Every family parses <predicate-args> <action-key>=<value>.... The action keys are:

Key Effect
status=<code> HTTP status to return. pass lets the request continue (cookie/env families accumulate; path family declines to real handler)
redirect=<url> Send an HTTP redirect with the chosen status (default 302)
log=<tag> Stash a tag in r->notes for the access log (%{BS-…}n) and the decision-log line
flag=<name> Add a flag bit on the IP's flagged-IP entry (e.g. flag=honeypot_hit)
ttl=<sec> TTL on the flag-IP entry. Required when flag= is set
penalty=N Add N to the request score
credit=N Subtract N from the request score (rejected on the path family — paths can't credit)
mode=observe Per-rule observe mode: predicate evaluates, side-effects suppressed. See staging

Path triggers

BotShieldPathTrigger admin-honeypot "/admin/.env" \
    status=403 flag=honeypot_hit ttl=3600 log=admin-trap
BotShieldPathTrigger api-burst-trap "/api/*/burst" \
    penalty=30 log=api-burst

First-match wins (declaration order). On match, the path family's status=pass short-circuits to DECLINED (real handler runs); any other status is the response code.

BotShieldCookieTrigger session-active cookie=sessionid \
    status=pass credit=10
BotShieldCookieTrigger weak-session cookie=sessionid=guest \
    penalty=15 log=guest-session
BotShieldCookieTrigger no-cookies cookies=none \
    penalty=5 log=cookieless

Predicate shapes:

  • cookie=<name> — named cookie present (any value).

WHAT THE EXERCISE ASKS: Extend the BotShield trigger documentation past its final line. The material comes from a separate source.

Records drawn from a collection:
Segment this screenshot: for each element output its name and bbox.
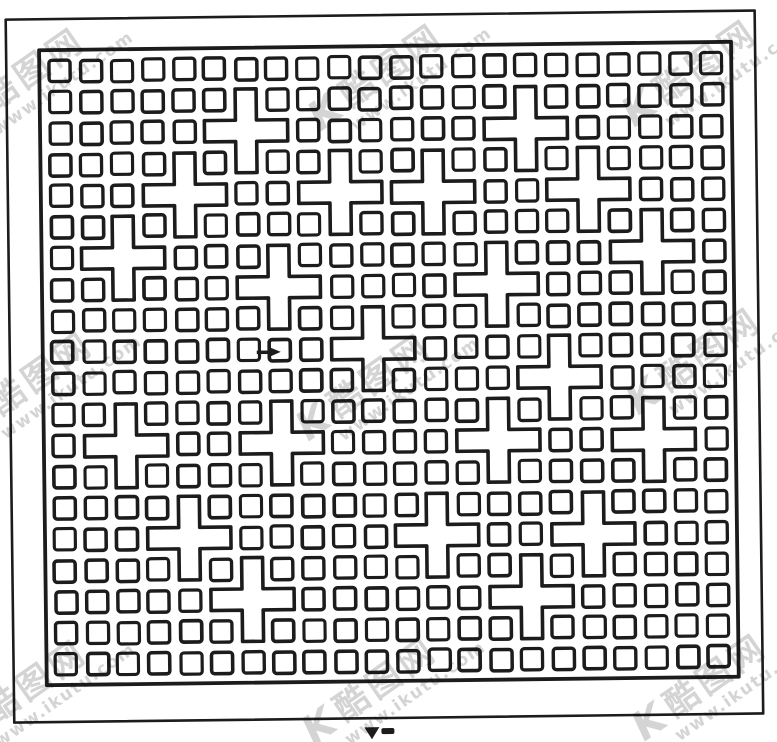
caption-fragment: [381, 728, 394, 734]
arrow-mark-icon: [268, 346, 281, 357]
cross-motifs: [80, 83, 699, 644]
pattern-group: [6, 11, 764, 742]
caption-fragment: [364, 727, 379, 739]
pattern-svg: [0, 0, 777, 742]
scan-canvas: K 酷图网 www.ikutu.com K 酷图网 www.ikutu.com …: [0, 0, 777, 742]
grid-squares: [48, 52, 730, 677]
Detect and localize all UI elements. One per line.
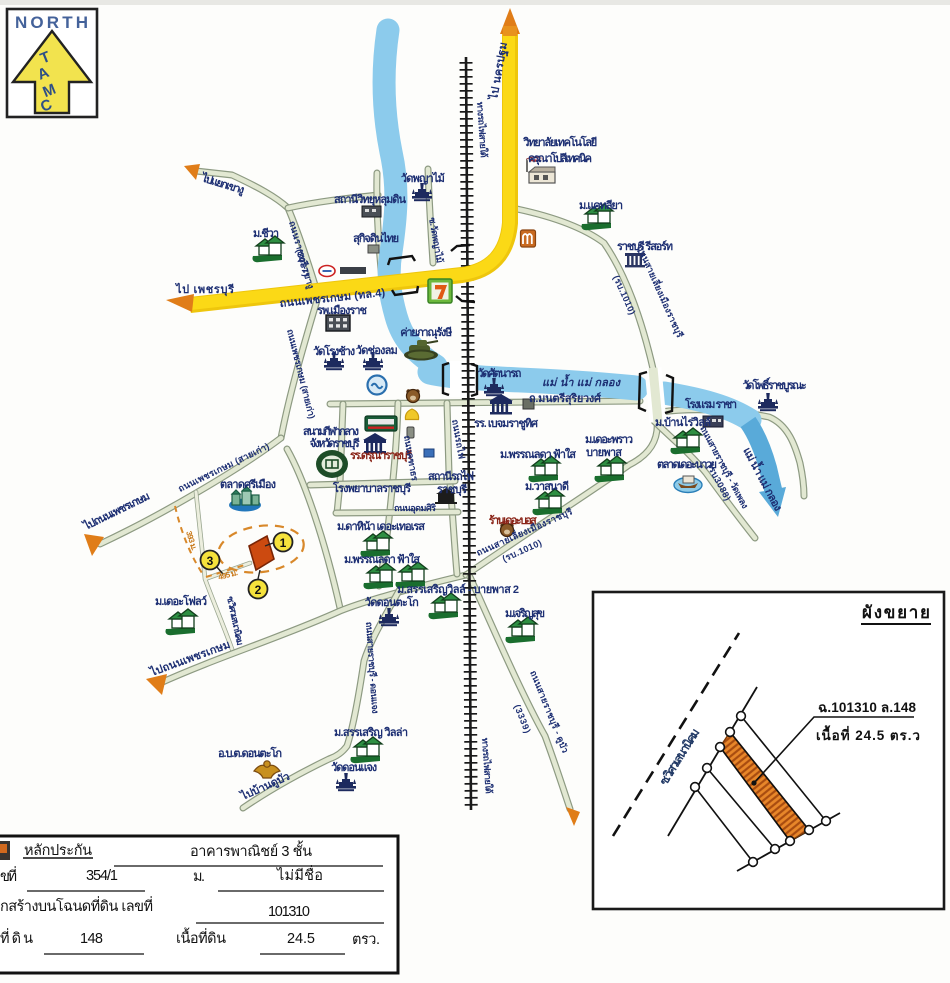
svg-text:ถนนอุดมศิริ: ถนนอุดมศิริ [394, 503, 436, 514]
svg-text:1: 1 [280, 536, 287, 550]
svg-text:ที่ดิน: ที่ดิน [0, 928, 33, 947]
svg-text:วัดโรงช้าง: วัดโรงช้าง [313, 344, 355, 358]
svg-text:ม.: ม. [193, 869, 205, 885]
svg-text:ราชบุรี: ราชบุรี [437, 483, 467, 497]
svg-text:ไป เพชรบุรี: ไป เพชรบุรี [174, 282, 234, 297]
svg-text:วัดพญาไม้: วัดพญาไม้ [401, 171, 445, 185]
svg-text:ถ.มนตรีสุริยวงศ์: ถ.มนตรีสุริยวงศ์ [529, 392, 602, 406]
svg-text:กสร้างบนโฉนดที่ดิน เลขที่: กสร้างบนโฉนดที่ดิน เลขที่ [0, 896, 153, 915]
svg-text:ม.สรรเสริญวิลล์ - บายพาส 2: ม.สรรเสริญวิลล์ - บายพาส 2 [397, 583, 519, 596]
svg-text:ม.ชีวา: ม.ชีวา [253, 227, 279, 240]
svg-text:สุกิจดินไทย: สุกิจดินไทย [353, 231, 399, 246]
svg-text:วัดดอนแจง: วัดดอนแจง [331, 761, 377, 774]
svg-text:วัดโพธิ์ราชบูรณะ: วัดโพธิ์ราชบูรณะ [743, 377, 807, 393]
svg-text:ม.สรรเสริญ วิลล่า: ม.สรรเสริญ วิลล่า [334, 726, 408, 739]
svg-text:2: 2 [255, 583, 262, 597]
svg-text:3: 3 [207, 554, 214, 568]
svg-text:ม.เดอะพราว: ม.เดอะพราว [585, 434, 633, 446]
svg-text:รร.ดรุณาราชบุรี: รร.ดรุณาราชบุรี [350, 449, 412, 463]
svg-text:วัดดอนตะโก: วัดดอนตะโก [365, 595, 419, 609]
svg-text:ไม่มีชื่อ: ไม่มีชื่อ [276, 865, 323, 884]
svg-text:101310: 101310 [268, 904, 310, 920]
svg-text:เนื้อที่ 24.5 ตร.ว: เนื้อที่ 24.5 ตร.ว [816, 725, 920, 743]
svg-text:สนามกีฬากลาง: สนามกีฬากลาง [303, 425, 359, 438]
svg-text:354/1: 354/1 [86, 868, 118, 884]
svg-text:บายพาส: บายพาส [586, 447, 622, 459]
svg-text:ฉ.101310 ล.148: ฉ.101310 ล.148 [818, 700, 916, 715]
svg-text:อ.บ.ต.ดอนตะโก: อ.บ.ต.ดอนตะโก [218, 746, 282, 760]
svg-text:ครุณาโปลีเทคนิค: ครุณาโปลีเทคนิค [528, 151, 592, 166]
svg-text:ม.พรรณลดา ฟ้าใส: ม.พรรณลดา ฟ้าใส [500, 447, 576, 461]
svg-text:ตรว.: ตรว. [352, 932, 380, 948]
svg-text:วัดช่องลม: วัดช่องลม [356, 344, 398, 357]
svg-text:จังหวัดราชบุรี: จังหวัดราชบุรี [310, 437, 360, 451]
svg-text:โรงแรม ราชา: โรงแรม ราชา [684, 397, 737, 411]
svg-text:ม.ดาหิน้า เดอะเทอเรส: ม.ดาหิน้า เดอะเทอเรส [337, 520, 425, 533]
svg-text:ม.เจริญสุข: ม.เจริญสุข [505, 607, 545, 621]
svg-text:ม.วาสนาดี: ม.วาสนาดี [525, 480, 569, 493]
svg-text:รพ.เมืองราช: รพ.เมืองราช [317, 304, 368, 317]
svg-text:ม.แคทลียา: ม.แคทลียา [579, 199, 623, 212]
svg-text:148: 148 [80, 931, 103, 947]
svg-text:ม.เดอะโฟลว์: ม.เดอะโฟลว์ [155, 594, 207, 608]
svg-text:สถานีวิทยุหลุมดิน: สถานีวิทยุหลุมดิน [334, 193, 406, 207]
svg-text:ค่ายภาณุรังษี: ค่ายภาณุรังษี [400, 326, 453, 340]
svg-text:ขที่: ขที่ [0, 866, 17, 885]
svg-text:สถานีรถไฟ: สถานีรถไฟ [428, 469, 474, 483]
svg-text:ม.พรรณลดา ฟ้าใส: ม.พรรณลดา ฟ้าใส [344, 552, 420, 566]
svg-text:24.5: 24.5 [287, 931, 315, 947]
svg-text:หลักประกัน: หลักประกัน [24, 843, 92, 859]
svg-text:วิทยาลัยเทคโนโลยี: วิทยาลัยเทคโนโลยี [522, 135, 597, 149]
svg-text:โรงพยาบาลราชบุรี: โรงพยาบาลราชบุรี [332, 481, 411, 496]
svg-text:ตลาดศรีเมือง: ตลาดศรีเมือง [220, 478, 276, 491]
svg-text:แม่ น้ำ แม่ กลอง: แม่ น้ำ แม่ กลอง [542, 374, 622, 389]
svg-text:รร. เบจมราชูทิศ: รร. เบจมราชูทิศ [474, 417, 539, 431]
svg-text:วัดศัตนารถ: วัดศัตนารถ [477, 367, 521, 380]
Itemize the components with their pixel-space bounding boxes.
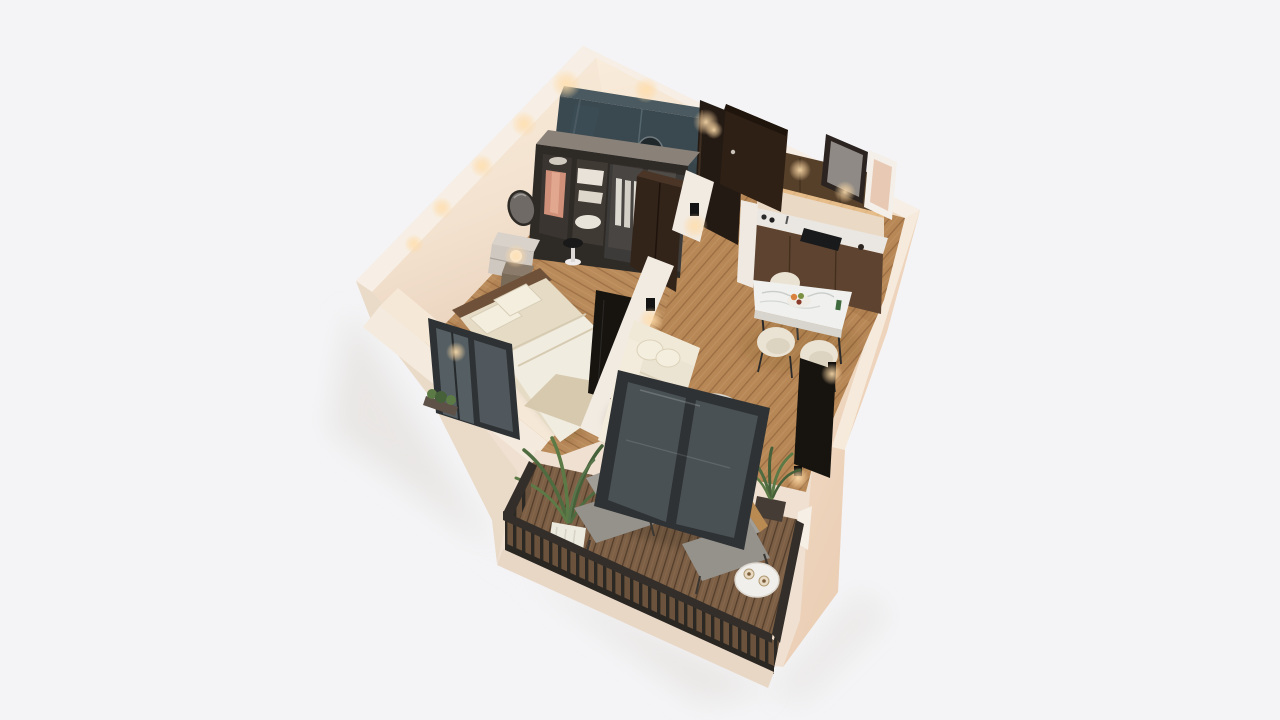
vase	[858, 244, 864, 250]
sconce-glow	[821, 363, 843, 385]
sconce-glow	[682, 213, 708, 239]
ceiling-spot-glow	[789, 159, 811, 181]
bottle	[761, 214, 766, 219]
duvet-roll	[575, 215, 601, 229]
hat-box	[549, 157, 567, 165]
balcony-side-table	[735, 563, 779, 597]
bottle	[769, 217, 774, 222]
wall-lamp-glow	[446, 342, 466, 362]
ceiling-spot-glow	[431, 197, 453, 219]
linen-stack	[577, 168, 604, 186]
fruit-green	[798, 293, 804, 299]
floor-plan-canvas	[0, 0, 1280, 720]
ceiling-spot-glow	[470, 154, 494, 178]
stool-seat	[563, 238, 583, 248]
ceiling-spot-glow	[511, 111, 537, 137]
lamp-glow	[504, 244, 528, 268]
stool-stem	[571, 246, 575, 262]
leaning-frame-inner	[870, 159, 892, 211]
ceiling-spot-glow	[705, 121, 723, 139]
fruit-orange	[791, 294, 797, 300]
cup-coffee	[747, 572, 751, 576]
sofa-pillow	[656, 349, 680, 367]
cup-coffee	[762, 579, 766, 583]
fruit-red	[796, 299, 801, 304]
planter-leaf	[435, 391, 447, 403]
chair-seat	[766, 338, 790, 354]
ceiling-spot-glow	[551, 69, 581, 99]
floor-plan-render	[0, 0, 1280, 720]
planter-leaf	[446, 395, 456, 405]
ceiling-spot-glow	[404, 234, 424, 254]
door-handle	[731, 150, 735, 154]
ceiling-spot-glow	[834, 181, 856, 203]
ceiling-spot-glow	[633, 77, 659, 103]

REPLY TO THE EXERCISE:
  • !cookie=<name> — named cookie absent.
  • cookie=<name>=<value> — exact value match.
  • cookie=<name>!<value> — value mismatch.
  • cookie=<name>~<substring> — value contains substring.
  • cookies=none / cookies=any — bulk: empty cookie map / any cookie set.
  • cookies=session — bulk: any of the names declared via BotShieldSessionCookieName is set.
  • bs-cookie=verified / bs-cookie=missing / bs-cookie=invalid — the BotShield-cookie-state note set by bs_handler (no double HMAC check). Predicates against the module's own _bs_session cookie name are rejected — use these instead.

Cookie family accumulates: status=pass keeps walking and collecting credits/penalties from later cookie triggers. First non-pass status short-circuits.

Env triggers

SetEnvIfExpr "%{HTTP:CF-Connecting-IP} =~ /:/" BS_IPV6=1
BotShieldEnvTrigger ipv6-hint env=BS_IPV6 status=pass credit=2

SetEnvIf User-Agent "(?i)\bcurl\b" BS_CLI=1
BotShieldEnvTrigger curl-hint env=BS_CLI penalty=10 log=cli

Predicate shapes:

  • env=<name> — env var present (any value, including empty).
  • !env=<name> — env var absent.
  • env=<name>=<value> — exact value match.

Narrower than cookie by design — no substring/contains shape and no bulk-state analog. If you need rich matching, set a coarse bucket upstream (SetEnvIfExpr, ModSecurity rule, etc.) and consume the bucket here. redirect= is not a valid action key on env or load triggers.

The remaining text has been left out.